* **Görev listesi**
[a] Su gibi olmayı anlatan metnin "İnanıyorum ki, gerçekten" sözlerini içeren yerle açılıp "daha çok dinlenmezsin..." ile kapanan bölümünü yeniden yazın ve orada "çeşmelerden" sözünü "pınarlardan" ile değiştirin.
[b] Su gibi olmayı anlatan metne göre ormandaki hayvanlar su içmek için hep neyi beklediler?

* **Seçilen metin**

┏━━

Su Gibi Ol!
Su Gibi Ol!
Bir an için su olduğunu
düşün. Su gibi özel, su gibi yararlı ve su gibi çok, su gibi tükenmez... İnanıyorum
ki gerçekten de öylesin. Ama ister çeşmelerden dökül, ister göklerden yağ, ister
nehirler dolusu ak… Dibi olmayan bir kovayı dolduramazsın... Unutma daha çok
bağırdığında daha çok dinlenmezsin, gürültünün parçası olursun yalnızca!
Ormandaki hiç bir hayvan, ırmağın
gürültüler koparan yerinden su içmeye çalışmadı şimdiye kadar. Hepsi hep
sabahın en sakin anını bekledi; suyun durgun yerlerini bulabilmek için. Gittiler
ve sakin sakin gereksinimlerini giderdiler, onlar için en uygun olan kendi
istedikleri zamanda!
Sen hep bir su olduğunu
düşün. Su gibi güzel, su gibi özel, su gibi yararlı, su gibi vazgeçilmez... Ve
su gibi yaşam kaynağı olduğunu düşün. Ama su gibi yaşatıcı ol. Su gibi yıkıcı, sürükleyici
ve öldürücü değil! Tarlalarını basma insanların, yuvalarını yıkma; sana
'felaket' denmesin.
Vadiler ve ovalar varken
önünde, yayılabileceğin küçük ırmaklara ayırabiliyorsan kendini ve bardaklara
bölebiliyorsan, yaşam verirsin çevrene. Yoksa hep duyulmayan, dinlenmeyen,
korkulan ve kaçılan olursun seller, afetler gibi.
Tercih elindeydi hep ve
hep elinde olacak... Ya dilini tutmayı öğreneceksin ya da hiç durmadan
konuştuğun için yalnızca bomboş ve anlamsız sesler çıkartan birisi olduğunu
zannettireceksin çevrendeki insanlara!
Düşüneceksin, kimin
dinleyip dinlemediğini, kimin anlayıp anlamadığını. Düşüneceksin, anlatmak
istediklerinin ne kadarını anlatabildiğini...
Vazgeçilmez ol!
Şimdi sen su olduğunu
düşün. Su kadar özel, su kadar faydalı ve su kadar çok... Tükenmez...
İnanıyorum ki, gerçekten
de öylesin. Ama ister çeşmelerden dökül, ister göklerden yağ, ister nehirler
dolusu ak, dibi olmayan bir kovayı dolduramazsın. Yani; seni dinlemeyenlere
sesini duyuramazsın...
Unutma! Daha çok
bağırdığında daha çok dinlenmezsin...

┗━━

* **Kayıtlı bilgiler**
┏━━

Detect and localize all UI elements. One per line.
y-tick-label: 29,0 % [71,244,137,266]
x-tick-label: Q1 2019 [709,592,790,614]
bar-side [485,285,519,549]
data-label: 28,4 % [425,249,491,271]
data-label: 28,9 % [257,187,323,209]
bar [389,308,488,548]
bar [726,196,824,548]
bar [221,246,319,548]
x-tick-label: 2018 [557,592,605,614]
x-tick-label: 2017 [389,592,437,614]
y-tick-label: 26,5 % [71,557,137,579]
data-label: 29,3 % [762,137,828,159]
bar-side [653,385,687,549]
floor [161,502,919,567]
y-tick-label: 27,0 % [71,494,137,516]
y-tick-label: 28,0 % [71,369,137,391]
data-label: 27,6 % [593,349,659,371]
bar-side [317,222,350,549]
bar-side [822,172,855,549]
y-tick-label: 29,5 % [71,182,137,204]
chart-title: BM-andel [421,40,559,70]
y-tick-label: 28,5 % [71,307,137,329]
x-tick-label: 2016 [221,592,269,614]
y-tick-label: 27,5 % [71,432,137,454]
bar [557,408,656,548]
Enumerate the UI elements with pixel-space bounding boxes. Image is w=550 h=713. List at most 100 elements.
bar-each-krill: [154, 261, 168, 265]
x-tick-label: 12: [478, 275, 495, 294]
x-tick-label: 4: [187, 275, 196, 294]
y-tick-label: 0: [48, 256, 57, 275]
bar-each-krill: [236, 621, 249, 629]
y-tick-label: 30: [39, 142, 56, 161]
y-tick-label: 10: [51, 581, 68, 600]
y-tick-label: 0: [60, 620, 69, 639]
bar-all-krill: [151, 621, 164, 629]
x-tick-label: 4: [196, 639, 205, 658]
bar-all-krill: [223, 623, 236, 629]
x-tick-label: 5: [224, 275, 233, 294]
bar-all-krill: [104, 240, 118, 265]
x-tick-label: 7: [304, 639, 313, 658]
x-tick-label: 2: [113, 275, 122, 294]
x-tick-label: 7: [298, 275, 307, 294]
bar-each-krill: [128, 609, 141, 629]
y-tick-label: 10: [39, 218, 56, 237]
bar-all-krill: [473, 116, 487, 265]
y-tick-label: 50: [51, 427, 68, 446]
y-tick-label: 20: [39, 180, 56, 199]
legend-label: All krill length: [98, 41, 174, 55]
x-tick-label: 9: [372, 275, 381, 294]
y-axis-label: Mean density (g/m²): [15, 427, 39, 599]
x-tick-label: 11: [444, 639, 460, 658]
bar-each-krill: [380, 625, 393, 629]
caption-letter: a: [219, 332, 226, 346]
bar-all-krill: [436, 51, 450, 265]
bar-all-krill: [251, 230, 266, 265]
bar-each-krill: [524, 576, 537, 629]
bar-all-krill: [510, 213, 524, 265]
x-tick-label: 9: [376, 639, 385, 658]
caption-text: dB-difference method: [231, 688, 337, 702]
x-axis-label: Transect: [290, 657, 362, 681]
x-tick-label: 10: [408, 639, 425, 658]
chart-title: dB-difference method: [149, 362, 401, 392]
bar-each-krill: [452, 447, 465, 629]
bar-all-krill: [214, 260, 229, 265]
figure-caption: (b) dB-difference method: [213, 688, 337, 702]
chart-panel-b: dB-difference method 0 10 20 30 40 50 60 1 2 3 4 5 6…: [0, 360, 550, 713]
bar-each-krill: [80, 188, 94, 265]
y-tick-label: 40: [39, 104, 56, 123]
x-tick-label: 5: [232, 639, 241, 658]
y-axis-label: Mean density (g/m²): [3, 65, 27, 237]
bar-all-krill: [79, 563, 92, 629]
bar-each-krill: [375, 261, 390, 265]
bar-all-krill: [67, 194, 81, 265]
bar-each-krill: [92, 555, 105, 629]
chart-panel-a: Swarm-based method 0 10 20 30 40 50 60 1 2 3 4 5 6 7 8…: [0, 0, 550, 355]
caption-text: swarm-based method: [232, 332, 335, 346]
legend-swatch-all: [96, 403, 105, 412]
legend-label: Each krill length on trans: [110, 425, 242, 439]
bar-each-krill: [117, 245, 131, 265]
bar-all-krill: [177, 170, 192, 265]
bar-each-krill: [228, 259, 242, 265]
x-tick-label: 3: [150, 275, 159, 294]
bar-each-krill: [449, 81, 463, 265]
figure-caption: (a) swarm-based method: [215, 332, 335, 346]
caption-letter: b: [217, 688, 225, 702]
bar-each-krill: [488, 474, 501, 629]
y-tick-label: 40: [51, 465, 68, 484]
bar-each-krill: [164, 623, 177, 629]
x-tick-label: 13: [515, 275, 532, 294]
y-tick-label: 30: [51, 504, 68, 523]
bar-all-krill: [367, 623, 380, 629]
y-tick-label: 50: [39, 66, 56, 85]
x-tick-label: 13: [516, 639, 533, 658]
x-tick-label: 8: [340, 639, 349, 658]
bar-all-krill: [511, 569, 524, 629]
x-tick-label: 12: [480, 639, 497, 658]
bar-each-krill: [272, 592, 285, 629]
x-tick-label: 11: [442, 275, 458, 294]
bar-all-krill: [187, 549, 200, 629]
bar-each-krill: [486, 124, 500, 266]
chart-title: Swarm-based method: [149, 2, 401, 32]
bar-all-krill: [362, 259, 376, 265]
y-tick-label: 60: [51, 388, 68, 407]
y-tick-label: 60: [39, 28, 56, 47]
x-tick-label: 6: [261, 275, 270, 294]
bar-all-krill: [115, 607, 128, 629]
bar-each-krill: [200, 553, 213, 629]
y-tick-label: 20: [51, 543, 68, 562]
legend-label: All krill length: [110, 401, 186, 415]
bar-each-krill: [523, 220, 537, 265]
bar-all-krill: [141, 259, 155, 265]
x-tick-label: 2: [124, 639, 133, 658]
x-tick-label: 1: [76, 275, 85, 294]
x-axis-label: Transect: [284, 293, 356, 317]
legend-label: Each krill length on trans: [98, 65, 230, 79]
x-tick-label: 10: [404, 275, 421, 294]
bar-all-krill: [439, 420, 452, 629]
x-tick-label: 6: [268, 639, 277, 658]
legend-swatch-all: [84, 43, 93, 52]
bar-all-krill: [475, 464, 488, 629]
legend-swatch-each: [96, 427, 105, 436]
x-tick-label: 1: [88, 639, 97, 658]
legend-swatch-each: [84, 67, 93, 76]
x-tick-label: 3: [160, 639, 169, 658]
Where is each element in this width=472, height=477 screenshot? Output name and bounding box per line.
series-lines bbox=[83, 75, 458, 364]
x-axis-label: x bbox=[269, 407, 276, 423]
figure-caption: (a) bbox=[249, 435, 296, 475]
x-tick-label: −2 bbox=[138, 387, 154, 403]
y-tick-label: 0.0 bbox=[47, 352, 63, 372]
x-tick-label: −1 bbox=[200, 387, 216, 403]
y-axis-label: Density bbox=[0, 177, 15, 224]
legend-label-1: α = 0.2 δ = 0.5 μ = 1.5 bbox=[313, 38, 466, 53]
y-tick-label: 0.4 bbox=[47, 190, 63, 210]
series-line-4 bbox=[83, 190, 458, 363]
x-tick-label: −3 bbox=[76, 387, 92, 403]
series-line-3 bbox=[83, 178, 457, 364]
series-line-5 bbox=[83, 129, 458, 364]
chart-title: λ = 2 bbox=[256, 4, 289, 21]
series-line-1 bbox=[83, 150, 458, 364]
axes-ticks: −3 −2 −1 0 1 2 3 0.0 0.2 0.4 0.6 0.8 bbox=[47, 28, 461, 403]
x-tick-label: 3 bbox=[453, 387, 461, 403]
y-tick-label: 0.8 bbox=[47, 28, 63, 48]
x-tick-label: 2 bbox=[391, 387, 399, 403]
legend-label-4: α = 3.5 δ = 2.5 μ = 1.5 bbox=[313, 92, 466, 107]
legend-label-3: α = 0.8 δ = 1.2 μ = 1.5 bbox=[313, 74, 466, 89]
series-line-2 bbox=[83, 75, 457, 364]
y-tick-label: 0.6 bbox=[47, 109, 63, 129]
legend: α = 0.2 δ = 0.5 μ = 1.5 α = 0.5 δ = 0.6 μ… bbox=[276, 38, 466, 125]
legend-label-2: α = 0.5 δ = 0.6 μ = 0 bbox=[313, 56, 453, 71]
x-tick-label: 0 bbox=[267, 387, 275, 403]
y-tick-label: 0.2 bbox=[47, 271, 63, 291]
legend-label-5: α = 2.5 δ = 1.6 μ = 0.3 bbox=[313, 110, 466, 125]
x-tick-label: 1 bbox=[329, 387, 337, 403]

┗━━

* **Alıştırma cevapları**
[a]
İnanıyorum ki, gerçekten
de öylesin. Ama ister pınarlardan dökül, ister göklerden yağ, ister nehirler
dolusu ak, dibi olmayan bir kovayı dolduramazsın. Yani; seni dinlemeyenlere
sesini duyuramazsın...
Unutma! Daha çok
bağırdığında daha çok dinlenmezsin...

[b] Sabahın en sakin anını beklediler.